* BEGIN Text excerpt *

As Republican politics has become radicalized in recent years, all kinds of ideas and personalities have gradually made the transition from the crackpot periphery to the GOP mainstream.
The idea of ending birthright citizenship used to be an idea limited to the right-wing “fringe,” but it’s since been embraced by many prominent Republican officials. The same is true of vilifying George Soros and busing exploited migrants from state to state as part of a partisan scheme.
In the not-too-distant past, Alabama’s Jeff Sessions was considered “a fringe figure” in GOP politics, until he became the U.S. attorney general. During his congressional career, Indiana’s Mike Pence had one of his conference’s most far-right reputations, with a voting record well to the right of House members such as Michele Bachmann and Louie Gohmert, and he became vice president. Stephen Miller “spent years on the political fringe” before he started shaping a White House agenda.
But as the line between the GOP fringe and the party’s mainstream effectively disappears, it’s safe to say Rep. Marjorie Taylor Greene offers a truly bizarre example of the phenomenon. The Associated Press reported:
Once shunned as a political pariah for her extremist rhetoric, the Georgia congresswoman who spent her first term in the House stripped of institutional power by Democrats is being celebrated by Republicans and welcomed into the GOP fold. If Republicans win the House majority in the November election, Greene is poised to become an influential player shaping the GOP agenda, an agitator with clout.

* END Text excerpt *
* BEGIN Stored records *

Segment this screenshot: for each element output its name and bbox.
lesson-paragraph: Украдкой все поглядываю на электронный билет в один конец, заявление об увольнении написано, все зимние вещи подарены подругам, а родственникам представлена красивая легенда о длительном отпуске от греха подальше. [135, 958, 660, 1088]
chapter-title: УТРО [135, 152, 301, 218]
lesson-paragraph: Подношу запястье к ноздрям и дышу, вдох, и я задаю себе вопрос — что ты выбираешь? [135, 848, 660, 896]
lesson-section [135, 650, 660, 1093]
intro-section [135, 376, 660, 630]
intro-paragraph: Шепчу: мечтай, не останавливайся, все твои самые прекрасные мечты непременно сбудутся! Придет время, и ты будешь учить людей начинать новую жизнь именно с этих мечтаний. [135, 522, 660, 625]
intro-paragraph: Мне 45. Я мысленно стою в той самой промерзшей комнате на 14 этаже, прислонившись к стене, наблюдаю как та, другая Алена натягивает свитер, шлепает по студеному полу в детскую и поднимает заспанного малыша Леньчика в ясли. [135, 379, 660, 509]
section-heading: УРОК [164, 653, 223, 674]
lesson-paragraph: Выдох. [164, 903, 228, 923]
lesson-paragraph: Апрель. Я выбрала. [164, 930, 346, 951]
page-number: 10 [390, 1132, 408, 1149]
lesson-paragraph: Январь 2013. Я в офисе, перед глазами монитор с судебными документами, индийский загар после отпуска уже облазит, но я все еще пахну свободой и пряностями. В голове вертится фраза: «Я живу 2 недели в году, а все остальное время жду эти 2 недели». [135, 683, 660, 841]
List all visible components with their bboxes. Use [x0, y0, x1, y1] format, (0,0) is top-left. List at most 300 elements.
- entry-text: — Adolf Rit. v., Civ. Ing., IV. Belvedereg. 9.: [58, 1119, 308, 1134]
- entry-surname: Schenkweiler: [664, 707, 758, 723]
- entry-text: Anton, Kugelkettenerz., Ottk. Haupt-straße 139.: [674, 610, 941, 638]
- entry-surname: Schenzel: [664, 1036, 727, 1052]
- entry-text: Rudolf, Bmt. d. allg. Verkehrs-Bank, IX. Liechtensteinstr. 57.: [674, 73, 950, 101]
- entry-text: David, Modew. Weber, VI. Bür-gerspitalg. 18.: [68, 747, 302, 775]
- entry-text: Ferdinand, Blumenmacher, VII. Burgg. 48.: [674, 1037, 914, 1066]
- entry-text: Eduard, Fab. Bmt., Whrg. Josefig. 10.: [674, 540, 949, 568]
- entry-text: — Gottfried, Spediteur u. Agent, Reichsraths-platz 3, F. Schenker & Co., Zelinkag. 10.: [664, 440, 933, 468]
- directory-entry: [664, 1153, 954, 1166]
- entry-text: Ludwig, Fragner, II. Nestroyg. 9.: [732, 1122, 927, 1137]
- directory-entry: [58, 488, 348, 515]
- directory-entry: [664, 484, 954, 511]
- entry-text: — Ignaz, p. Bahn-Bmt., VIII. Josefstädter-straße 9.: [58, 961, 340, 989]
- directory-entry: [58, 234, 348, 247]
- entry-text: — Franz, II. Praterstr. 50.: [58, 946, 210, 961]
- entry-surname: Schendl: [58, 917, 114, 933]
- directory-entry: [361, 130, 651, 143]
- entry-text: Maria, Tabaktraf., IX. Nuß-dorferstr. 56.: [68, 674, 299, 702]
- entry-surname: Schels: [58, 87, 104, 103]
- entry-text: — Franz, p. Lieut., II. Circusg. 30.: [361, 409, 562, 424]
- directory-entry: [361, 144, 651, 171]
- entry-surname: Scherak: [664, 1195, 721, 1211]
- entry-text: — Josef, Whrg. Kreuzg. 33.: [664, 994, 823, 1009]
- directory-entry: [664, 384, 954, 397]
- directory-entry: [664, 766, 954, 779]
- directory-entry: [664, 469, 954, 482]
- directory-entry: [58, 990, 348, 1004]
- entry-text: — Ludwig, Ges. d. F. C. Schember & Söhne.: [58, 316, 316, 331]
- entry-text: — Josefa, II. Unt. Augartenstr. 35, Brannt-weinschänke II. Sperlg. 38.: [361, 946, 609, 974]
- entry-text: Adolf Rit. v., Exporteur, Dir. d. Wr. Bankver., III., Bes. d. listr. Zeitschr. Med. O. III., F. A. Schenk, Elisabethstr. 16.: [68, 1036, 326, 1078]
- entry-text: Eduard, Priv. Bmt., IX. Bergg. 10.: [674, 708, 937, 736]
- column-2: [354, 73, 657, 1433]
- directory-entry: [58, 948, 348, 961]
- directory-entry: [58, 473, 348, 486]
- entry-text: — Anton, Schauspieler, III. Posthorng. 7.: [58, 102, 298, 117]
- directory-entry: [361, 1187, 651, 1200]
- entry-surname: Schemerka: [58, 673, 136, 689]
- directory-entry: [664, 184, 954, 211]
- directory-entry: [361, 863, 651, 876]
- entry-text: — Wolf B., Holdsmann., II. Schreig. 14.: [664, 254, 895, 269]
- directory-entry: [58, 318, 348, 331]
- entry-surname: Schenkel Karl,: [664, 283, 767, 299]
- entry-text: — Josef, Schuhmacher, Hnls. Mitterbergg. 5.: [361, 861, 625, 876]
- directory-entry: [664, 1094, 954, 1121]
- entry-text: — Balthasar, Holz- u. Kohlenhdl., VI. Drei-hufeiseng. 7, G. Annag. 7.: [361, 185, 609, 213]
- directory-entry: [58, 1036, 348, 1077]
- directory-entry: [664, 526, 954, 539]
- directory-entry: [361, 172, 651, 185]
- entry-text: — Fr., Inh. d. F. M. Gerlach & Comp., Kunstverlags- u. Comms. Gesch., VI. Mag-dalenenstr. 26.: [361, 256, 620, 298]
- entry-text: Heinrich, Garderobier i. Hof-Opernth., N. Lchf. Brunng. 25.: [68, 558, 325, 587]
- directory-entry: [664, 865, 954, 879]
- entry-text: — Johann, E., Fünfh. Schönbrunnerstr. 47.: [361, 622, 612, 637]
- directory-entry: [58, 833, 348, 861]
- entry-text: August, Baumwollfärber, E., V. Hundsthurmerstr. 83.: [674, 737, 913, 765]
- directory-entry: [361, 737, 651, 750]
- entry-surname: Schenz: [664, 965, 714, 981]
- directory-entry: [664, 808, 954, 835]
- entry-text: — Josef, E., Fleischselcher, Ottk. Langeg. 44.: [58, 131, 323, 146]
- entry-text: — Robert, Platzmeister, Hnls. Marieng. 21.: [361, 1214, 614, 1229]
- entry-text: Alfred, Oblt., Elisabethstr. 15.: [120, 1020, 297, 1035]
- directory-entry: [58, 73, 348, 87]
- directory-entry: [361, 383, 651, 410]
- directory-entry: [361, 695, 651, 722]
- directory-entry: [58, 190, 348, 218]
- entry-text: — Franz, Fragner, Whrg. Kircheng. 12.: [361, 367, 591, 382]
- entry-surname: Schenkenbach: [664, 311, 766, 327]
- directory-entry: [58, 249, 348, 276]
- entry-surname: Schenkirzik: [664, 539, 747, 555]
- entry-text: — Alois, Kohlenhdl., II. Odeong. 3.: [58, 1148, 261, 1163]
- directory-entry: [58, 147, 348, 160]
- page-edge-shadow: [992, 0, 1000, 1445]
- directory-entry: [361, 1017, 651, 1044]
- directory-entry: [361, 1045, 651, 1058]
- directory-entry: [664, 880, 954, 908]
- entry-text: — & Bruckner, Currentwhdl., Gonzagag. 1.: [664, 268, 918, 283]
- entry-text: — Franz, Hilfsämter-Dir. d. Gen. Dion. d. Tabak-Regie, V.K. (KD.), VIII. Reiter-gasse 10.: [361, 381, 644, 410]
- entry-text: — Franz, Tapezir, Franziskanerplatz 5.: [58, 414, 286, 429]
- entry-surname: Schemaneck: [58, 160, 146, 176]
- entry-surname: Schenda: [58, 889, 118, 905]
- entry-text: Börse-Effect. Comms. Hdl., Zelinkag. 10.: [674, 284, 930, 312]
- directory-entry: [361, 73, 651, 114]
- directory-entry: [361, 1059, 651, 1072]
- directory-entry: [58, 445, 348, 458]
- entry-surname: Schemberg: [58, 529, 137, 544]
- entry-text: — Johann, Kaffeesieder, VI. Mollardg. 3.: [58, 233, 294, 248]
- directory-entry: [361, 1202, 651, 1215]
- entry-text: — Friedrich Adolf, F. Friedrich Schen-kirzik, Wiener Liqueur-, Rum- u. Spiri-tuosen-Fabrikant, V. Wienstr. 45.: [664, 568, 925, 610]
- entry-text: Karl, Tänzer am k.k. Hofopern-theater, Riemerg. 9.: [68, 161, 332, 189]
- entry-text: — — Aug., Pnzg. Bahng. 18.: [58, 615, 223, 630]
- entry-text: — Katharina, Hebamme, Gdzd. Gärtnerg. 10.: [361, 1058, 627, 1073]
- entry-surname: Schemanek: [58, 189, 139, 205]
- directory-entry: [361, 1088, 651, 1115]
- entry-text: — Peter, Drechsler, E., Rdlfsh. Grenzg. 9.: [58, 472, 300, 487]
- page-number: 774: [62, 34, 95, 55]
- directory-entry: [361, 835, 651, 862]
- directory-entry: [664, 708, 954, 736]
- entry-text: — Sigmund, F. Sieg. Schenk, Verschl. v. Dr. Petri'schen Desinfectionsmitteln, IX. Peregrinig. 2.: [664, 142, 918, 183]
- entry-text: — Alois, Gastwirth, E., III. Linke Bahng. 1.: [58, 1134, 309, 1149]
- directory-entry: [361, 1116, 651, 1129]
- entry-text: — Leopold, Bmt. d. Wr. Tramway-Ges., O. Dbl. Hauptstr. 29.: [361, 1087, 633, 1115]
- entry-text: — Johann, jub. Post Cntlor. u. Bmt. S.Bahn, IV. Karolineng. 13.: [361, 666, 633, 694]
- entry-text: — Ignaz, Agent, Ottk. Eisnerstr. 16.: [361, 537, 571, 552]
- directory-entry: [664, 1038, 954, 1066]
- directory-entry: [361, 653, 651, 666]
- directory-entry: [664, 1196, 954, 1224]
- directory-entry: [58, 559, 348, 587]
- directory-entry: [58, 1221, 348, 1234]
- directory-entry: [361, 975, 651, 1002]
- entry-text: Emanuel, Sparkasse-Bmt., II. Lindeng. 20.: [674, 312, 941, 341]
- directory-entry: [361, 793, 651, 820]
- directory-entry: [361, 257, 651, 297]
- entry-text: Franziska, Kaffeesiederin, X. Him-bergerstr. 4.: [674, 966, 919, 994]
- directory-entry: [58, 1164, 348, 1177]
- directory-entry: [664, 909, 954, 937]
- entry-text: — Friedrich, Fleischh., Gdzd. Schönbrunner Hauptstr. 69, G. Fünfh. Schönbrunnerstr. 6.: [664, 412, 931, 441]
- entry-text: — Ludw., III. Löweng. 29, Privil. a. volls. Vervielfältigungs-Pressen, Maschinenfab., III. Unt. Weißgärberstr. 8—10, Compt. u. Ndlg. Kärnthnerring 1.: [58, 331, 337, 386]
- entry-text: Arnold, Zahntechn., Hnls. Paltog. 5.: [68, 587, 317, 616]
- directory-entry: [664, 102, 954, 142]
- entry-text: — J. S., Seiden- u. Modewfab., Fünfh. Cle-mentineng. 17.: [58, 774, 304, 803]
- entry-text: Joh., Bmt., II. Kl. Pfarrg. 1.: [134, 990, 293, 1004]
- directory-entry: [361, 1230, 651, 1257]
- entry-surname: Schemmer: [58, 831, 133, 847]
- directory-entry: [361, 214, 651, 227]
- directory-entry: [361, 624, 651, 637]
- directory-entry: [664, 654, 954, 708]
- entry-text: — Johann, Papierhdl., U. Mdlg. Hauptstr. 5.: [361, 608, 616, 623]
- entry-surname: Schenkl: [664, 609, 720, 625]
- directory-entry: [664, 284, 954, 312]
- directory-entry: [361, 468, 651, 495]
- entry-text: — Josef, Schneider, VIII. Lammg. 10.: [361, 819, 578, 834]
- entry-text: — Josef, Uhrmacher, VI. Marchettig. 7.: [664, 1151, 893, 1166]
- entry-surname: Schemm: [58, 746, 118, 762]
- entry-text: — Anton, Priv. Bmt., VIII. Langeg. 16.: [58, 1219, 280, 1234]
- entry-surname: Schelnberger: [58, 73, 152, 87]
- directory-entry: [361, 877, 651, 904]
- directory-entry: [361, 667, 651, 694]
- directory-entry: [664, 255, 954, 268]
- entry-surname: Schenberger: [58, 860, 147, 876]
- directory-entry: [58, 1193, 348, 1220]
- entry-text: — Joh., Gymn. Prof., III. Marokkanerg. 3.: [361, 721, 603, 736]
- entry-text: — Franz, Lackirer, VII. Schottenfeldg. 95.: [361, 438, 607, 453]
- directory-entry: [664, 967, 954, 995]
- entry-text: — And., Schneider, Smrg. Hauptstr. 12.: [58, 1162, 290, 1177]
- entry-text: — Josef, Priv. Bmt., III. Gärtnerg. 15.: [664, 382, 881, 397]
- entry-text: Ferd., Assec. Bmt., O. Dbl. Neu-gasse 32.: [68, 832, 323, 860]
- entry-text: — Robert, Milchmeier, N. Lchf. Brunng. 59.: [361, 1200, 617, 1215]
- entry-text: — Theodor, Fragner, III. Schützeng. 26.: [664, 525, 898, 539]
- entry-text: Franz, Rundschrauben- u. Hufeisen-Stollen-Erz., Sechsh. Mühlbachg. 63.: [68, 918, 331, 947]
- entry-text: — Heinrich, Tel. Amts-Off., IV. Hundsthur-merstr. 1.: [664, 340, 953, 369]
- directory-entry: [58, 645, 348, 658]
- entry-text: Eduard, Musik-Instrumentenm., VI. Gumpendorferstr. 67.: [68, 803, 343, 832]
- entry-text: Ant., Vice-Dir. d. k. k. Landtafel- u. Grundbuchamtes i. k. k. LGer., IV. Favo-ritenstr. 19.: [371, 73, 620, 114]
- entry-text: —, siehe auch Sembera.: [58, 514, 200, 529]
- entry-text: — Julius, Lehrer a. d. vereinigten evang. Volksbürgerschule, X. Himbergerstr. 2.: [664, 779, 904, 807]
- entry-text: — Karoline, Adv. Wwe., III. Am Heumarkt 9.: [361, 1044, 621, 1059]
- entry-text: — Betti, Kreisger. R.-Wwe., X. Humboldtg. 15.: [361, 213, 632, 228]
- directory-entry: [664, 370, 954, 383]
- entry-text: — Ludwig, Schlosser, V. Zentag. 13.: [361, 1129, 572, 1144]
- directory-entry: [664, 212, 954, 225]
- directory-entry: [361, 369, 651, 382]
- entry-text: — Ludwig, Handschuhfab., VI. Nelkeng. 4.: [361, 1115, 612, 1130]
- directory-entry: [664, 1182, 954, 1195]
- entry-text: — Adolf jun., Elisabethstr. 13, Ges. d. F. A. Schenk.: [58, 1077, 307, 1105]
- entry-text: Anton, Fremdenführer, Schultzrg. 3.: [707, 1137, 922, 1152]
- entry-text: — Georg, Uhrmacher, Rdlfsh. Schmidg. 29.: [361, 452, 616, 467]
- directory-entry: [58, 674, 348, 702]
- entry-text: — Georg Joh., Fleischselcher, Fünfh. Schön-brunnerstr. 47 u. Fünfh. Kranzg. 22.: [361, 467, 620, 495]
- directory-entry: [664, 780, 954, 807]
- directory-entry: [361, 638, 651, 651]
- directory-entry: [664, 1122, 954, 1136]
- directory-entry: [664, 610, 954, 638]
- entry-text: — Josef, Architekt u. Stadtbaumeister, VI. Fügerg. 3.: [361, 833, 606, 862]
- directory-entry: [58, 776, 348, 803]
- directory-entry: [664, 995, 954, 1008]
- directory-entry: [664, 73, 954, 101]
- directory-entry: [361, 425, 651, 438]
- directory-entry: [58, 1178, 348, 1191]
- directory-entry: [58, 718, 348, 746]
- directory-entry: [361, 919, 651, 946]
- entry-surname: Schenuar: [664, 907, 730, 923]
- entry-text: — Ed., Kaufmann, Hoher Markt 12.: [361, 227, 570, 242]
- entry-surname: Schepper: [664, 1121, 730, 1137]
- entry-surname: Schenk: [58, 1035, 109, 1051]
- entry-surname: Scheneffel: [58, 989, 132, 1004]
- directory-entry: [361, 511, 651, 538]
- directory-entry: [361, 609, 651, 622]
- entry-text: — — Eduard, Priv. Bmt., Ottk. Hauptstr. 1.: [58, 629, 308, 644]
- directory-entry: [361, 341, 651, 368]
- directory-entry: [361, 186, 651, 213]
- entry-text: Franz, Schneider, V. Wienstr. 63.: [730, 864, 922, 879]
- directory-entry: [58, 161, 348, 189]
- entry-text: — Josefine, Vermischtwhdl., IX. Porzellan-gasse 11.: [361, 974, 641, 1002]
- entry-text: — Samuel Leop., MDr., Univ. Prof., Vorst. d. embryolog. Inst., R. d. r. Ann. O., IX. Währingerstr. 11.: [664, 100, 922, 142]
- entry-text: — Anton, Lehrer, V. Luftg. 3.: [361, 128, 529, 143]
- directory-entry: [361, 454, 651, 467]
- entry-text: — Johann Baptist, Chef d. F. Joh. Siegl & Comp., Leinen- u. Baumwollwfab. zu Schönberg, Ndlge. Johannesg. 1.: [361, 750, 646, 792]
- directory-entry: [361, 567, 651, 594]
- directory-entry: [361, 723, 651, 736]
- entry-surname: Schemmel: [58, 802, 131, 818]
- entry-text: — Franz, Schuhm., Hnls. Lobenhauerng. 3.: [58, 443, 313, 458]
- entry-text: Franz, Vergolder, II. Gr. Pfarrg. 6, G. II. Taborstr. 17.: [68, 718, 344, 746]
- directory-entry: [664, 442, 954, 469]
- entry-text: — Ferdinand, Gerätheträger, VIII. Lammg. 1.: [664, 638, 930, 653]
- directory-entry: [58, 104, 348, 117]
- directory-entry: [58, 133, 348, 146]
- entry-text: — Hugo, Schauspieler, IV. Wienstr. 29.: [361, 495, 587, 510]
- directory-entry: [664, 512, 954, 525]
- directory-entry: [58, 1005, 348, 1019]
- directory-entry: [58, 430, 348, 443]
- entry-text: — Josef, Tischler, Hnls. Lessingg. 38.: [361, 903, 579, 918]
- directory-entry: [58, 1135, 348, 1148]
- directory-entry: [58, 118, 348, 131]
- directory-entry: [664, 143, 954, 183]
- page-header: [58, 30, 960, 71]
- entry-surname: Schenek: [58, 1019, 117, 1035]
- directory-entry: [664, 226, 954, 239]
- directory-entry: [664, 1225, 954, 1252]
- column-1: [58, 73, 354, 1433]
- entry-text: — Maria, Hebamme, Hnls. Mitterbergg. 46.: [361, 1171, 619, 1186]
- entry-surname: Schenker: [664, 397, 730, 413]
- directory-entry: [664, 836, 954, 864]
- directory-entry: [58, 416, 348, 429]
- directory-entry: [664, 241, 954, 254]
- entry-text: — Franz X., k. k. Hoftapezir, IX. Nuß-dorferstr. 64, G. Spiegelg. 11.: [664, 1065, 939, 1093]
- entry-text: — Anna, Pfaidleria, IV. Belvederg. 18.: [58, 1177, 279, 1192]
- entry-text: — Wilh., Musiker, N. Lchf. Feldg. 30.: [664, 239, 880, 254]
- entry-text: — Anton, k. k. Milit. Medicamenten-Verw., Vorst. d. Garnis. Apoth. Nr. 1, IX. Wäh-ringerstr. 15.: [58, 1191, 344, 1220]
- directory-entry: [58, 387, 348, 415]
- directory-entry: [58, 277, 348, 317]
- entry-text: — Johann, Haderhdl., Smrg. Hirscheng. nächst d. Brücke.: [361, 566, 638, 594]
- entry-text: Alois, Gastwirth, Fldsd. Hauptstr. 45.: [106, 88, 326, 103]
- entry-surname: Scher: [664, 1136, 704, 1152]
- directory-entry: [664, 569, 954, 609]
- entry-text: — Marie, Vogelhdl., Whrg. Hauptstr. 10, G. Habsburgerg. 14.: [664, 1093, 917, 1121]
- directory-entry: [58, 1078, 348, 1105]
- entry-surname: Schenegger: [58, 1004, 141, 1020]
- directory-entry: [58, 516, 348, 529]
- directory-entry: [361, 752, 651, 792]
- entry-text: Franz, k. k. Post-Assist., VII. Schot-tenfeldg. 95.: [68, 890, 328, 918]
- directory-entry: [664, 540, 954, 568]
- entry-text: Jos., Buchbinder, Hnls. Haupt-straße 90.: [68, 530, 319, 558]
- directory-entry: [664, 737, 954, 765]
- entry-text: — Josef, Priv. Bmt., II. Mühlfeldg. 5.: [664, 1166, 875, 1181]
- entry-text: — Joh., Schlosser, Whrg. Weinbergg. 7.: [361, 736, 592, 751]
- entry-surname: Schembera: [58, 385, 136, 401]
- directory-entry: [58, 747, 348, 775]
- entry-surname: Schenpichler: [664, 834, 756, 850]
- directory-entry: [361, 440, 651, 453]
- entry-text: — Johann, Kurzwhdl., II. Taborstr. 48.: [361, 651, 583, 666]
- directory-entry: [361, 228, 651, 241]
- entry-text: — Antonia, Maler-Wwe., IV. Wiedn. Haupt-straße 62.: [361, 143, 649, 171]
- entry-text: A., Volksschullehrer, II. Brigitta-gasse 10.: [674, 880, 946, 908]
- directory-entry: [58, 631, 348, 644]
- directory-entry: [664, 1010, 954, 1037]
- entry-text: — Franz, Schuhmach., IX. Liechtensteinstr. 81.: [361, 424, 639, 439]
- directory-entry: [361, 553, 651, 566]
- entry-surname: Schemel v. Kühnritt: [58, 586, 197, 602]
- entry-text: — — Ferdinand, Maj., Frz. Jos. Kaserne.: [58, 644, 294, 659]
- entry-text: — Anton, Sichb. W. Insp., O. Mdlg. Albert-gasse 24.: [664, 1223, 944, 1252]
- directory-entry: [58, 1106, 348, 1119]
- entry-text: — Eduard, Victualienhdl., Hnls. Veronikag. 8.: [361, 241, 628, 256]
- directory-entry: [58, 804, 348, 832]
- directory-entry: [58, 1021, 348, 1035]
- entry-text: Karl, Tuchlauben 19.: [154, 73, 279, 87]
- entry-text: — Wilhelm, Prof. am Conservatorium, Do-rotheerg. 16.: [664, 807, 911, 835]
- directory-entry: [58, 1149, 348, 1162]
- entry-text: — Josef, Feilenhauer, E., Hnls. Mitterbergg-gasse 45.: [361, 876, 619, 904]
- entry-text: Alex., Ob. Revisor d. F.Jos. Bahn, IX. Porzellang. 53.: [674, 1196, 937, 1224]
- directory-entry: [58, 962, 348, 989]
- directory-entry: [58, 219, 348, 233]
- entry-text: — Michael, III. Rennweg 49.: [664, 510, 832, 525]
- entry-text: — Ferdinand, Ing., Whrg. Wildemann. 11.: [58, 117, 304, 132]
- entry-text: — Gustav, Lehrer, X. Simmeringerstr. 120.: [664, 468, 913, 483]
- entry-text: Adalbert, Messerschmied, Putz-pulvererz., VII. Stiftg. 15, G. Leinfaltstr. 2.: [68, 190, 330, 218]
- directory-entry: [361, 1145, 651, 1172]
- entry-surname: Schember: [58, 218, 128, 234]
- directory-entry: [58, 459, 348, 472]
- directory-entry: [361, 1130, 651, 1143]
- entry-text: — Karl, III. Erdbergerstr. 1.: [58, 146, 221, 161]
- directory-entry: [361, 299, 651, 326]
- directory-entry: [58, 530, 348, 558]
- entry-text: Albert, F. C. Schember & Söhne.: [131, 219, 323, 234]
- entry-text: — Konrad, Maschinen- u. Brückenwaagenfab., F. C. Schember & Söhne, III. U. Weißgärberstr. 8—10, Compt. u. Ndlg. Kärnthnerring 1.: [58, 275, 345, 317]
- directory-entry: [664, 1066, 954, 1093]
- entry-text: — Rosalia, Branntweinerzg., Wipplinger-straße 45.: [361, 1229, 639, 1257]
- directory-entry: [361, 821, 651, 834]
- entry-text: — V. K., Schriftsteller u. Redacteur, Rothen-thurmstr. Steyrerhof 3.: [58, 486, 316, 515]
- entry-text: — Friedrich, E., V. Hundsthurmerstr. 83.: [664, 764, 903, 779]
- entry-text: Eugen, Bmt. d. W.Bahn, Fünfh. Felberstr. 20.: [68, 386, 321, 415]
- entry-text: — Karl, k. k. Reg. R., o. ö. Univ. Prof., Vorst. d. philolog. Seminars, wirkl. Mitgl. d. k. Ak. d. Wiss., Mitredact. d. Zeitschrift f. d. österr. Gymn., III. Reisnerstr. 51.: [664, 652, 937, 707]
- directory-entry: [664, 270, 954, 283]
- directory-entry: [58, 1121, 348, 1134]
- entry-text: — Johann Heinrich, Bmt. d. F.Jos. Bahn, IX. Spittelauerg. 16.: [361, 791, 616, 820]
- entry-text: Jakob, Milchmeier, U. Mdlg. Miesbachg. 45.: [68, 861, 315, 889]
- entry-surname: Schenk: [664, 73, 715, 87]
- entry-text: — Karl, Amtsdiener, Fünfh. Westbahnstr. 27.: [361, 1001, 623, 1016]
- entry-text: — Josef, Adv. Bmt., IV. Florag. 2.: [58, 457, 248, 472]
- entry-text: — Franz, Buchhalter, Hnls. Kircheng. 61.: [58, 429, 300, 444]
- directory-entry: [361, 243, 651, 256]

* END Stored records *

# Actions to take
• 1. In the passage on Republican politics, what position did Jeff Sessions come to hold?
• 2. Please extract every row that contains the string "Fragner".

# Responses for each task
• 1. He became the U.S. attorney general.

• 2.
- entry-text: Ludwig, Fragner, II. Nestroyg. 9.: [732, 1122, 927, 1137]
- entry-text: — Franz, Fragner, Whrg. Kircheng. 12.: [361, 367, 591, 382]
- entry-text: — Theodor, Fragner, III. Schützeng. 26.: [664, 525, 898, 539]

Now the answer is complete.